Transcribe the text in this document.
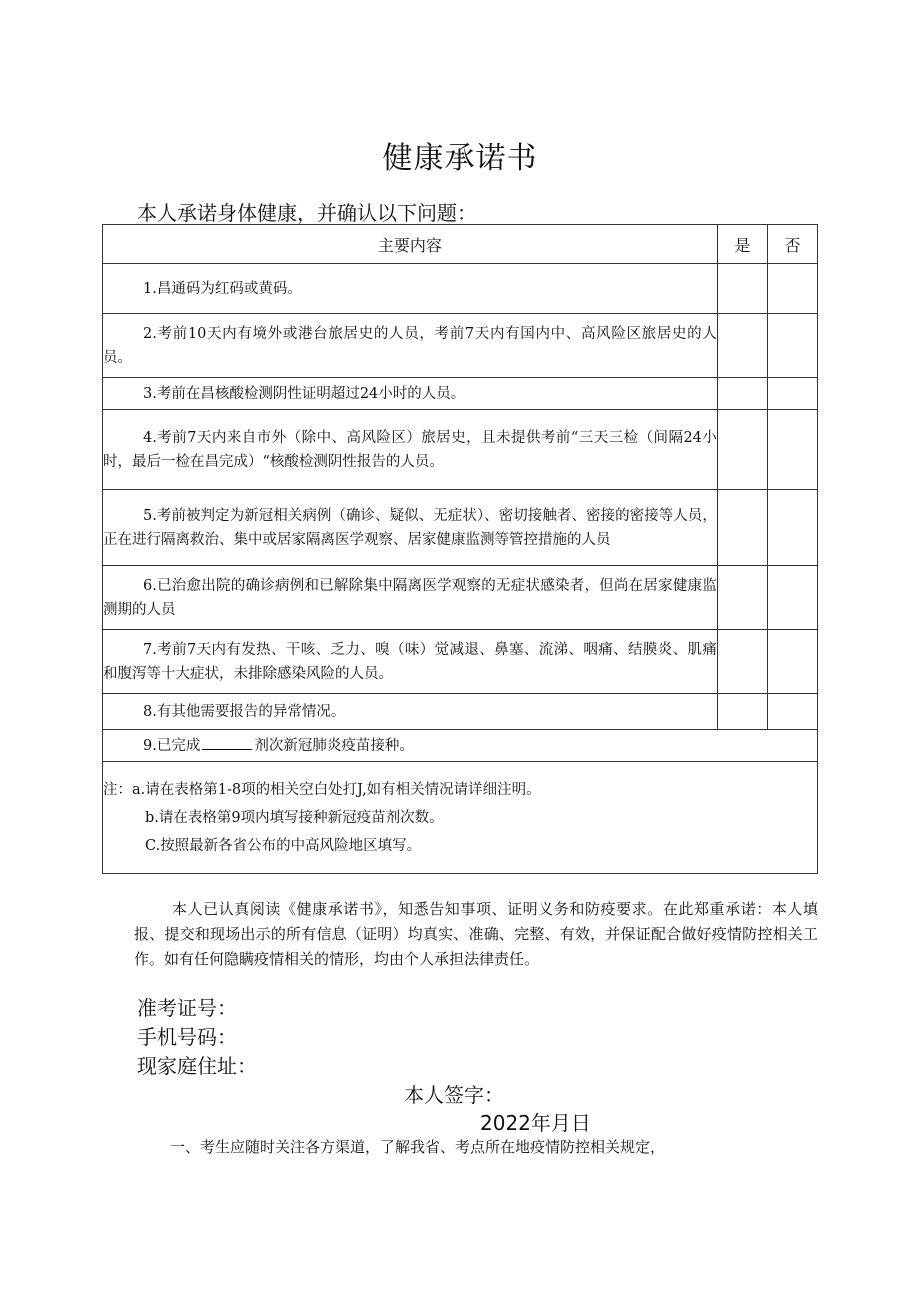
健康承诺书
本人承诺身体健康，并确认以下问题：
主要内容	是	否
1.昌通码为红码或黄码。		
2.考前10天内有境外或港台旅居史的人员，考前7天内有国内中、高风险区旅居史的人员。		
3.考前在昌核酸检测阴性证明超过24小时的人员。		
4.考前7天内来自市外（除中、高风险区）旅居史，且未提供考前“三天三检（间隔24小时，最后一检在昌完成）“核酸检测阴性报告的人员。		
5.考前被判定为新冠相关病例（确诊、疑似、无症状）、密切接触者、密接的密接等人员，正在进行隔离救治、集中或居家隔离医学观察、居家健康监测等管控措施的人员		
6.已治愈出院的确诊病例和已解除集中隔离医学观察的无症状感染者，但尚在居家健康监测期的人员		
7.考前7天内有发热、干咳、乏力、嗅（味）觉减退、鼻塞、流涕、咽痛、结膜炎、肌痛和腹泻等十大症状，未排除感染风险的人员。		
8.有其他需要报告的异常情况。		
9.已完成 剂次新冠肺炎疫苗接种。		

注：a.请在表格第1-8项的相关空白处打J,如有相关情况请详细注明。
b.请在表格第9项内填写接种新冠疫苗剂次数。
C.按照最新各省公布的中高风险地区填写。		
本人已认真阅读《健康承诺书》，知悉告知事项、证明义务和防疫要求。在此郑重承诺：本人填报、提交和现场出示的所有信息（证明）均真实、准确、完整、有效，并保证配合做好疫情防控相关工作。如有任何隐瞒疫情相关的情形，均由个人承担法律责任。
准考证号：
手机号码：
现家庭住址：
本人签字：
2022年月日
一、考生应随时关注各方渠道，了解我省、考点所在地疫情防控相关规定，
***
== TASK DIRECTIONS ==
Repeat the entries exactly. Pictures are excluded from the copy.

== THE ANSWER ==
Transcribe the text in this document.
健康承诺书
本人承诺身体健康，并确认以下问题：
主要内容	是	否
1.昌通码为红码或黄码。		
2.考前10天内有境外或港台旅居史的人员，考前7天内有国内中、高风险区旅居史的人员。		
3.考前在昌核酸检测阴性证明超过24小时的人员。		
4.考前7天内来自市外（除中、高风险区）旅居史，且未提供考前“三天三检（间隔24小时，最后一检在昌完成）“核酸检测阴性报告的人员。		
5.考前被判定为新冠相关病例（确诊、疑似、无症状）、密切接触者、密接的密接等人员，正在进行隔离救治、集中或居家隔离医学观察、居家健康监测等管控措施的人员		
6.已治愈出院的确诊病例和已解除集中隔离医学观察的无症状感染者，但尚在居家健康监测期的人员		
7.考前7天内有发热、干咳、乏力、嗅（味）觉减退、鼻塞、流涕、咽痛、结膜炎、肌痛和腹泻等十大症状，未排除感染风险的人员。		
8.有其他需要报告的异常情况。		
9.已完成 剂次新冠肺炎疫苗接种。		

注：a.请在表格第1-8项的相关空白处打J,如有相关情况请详细注明。
b.请在表格第9项内填写接种新冠疫苗剂次数。
C.按照最新各省公布的中高风险地区填写。		
本人已认真阅读《健康承诺书》，知悉告知事项、证明义务和防疫要求。在此郑重承诺：本人填报、提交和现场出示的所有信息（证明）均真实、准确、完整、有效，并保证配合做好疫情防控相关工作。如有任何隐瞒疫情相关的情形，均由个人承担法律责任。
准考证号：
手机号码：
现家庭住址：
本人签字：
2022年月日
一、考生应随时关注各方渠道，了解我省、考点所在地疫情防控相关规定，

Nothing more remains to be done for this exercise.